Required work ▸ Return the lines where the word "photo" occurs.

Given records ▸
○ ○ ○

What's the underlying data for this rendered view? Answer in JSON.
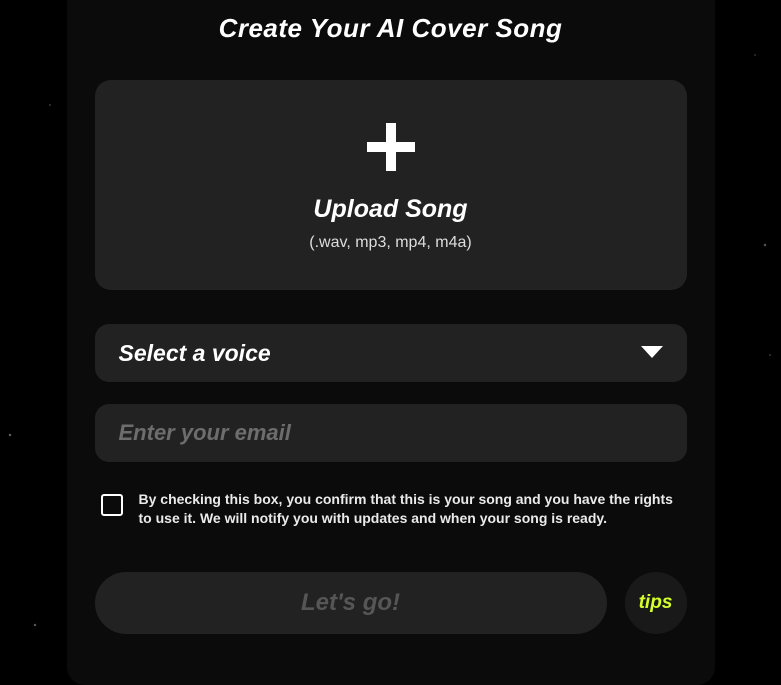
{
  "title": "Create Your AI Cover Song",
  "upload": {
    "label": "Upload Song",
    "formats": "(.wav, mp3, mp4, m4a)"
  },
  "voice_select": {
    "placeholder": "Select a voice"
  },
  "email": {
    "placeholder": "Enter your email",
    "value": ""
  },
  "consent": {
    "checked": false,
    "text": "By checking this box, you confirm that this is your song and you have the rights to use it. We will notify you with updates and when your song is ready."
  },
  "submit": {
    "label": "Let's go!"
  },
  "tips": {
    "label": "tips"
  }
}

○ ○ ○

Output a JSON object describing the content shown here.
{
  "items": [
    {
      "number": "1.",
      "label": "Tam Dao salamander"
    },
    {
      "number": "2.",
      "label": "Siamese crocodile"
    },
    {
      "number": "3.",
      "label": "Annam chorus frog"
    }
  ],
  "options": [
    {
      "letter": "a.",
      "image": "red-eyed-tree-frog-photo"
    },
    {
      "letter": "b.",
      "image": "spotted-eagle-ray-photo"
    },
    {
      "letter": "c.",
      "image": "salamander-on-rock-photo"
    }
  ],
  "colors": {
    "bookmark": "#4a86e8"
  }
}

○ ○ ○

Final result ▸
      "image": "red-eyed-tree-frog-photo"
      "image": "spotted-eagle-ray-photo"
      "image": "salamander-on-rock-photo"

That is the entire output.